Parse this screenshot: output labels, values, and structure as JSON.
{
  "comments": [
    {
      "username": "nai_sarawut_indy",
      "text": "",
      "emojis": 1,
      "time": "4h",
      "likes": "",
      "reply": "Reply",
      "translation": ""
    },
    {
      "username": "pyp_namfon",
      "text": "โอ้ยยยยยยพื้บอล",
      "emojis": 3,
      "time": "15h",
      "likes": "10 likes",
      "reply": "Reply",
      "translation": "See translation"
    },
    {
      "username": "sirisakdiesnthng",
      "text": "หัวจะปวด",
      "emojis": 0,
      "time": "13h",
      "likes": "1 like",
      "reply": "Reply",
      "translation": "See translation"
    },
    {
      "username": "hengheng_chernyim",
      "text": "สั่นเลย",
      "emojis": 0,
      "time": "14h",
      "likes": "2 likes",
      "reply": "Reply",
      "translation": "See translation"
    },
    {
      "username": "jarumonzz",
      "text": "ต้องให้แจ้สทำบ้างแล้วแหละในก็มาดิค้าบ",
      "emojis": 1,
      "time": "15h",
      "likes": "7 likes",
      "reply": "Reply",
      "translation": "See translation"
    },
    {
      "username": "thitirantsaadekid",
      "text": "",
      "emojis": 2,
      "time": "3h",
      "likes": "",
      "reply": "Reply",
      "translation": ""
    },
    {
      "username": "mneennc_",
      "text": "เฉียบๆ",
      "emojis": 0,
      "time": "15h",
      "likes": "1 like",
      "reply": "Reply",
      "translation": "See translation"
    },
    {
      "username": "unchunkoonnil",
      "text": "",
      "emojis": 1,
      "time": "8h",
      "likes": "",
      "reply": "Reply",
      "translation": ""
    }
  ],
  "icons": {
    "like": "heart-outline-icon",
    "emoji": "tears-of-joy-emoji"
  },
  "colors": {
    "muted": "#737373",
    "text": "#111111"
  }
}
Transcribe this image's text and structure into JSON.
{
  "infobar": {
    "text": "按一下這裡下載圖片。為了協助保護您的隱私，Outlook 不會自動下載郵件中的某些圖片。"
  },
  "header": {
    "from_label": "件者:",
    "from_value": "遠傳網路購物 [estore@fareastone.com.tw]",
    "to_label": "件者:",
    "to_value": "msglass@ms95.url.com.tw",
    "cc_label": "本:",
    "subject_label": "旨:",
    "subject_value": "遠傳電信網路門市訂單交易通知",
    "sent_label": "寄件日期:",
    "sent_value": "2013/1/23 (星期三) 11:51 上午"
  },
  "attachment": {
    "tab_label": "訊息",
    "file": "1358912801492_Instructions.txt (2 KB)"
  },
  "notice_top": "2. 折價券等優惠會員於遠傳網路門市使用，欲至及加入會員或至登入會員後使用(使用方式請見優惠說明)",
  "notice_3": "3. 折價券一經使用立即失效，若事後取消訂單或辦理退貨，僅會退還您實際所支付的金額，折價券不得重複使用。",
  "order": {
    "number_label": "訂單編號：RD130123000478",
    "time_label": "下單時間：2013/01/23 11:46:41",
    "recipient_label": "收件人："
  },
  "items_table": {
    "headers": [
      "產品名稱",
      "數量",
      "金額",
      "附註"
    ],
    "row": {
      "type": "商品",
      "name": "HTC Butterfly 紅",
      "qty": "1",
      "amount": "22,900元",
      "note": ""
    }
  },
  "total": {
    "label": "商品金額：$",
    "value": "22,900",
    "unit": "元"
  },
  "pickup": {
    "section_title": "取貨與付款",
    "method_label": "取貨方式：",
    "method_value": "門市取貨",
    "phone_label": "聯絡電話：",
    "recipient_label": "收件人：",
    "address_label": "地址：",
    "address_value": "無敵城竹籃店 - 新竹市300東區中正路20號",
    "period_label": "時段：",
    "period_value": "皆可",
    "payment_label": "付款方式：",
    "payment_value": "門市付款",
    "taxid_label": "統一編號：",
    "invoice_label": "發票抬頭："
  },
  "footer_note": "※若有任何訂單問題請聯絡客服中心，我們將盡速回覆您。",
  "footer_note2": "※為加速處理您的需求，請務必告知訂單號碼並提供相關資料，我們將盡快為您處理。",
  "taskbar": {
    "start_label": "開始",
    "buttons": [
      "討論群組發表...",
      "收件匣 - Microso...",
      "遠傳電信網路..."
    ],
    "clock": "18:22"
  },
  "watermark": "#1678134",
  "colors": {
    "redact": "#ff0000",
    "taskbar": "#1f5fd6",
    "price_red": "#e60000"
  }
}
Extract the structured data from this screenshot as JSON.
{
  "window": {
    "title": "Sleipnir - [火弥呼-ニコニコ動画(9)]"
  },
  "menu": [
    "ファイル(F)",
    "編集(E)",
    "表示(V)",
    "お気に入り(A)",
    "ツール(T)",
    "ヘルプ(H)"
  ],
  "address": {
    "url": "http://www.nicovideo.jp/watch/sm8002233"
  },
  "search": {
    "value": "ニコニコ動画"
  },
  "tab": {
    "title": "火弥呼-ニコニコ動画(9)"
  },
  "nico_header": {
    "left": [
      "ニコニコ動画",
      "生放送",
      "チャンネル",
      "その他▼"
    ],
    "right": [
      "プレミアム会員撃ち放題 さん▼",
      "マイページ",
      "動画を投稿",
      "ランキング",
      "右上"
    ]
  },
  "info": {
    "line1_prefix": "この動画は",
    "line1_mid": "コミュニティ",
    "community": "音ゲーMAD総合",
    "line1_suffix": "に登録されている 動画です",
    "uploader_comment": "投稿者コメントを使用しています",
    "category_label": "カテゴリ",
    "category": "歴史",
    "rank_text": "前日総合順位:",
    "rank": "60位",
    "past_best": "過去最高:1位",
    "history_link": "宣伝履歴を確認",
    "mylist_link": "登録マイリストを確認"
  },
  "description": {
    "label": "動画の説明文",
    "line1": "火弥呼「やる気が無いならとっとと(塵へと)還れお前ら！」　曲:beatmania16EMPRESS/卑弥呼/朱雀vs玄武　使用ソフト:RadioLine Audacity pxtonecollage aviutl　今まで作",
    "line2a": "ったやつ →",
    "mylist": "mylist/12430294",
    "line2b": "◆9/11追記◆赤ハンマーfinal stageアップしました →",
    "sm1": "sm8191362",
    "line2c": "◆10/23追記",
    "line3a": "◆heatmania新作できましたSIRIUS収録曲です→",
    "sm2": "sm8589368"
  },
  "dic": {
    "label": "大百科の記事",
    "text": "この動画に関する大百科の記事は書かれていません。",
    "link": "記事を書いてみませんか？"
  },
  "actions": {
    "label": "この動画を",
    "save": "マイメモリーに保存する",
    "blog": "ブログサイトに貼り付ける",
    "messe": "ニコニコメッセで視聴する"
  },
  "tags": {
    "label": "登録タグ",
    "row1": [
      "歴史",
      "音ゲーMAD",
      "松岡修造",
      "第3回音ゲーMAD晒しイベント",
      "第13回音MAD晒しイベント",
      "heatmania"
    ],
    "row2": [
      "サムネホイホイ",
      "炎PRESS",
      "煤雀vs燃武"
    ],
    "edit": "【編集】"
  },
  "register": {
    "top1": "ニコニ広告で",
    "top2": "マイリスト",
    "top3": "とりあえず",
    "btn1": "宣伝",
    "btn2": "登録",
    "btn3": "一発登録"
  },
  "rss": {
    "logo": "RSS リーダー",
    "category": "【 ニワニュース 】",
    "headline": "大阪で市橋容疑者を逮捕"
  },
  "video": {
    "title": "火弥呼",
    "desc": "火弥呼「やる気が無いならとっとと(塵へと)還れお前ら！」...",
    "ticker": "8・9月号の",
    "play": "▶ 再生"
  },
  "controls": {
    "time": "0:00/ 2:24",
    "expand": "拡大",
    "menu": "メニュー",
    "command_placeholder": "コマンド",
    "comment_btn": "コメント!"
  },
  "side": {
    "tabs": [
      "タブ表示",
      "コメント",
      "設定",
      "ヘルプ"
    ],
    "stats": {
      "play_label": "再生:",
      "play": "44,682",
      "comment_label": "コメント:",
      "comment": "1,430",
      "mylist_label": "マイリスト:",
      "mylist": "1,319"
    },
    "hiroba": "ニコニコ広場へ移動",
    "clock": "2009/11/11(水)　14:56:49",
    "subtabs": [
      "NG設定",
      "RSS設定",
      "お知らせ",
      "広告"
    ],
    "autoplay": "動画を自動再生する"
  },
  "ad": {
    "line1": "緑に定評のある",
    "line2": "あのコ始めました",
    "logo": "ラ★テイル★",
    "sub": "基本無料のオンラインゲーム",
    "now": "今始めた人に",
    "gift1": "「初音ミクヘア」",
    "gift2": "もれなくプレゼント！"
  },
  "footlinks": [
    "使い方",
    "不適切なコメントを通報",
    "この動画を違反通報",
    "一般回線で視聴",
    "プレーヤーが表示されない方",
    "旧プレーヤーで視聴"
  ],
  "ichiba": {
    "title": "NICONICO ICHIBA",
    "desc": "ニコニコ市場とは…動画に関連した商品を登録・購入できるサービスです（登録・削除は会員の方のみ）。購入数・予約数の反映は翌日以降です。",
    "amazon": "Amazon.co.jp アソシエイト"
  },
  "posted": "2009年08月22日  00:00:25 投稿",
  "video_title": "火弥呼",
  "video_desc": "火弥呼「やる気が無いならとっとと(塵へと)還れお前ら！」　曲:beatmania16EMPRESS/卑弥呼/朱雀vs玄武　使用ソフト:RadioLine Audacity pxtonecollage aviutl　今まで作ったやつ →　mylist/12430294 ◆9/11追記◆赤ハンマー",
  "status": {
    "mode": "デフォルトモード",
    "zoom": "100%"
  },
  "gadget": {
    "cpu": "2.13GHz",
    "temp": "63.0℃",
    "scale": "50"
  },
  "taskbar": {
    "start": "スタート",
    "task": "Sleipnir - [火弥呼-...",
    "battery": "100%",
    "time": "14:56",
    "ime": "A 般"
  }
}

----

▶ Your goal
The answer is one number: how many lines of the material above contain "ニコニコ動画".

▶ Solved problem
4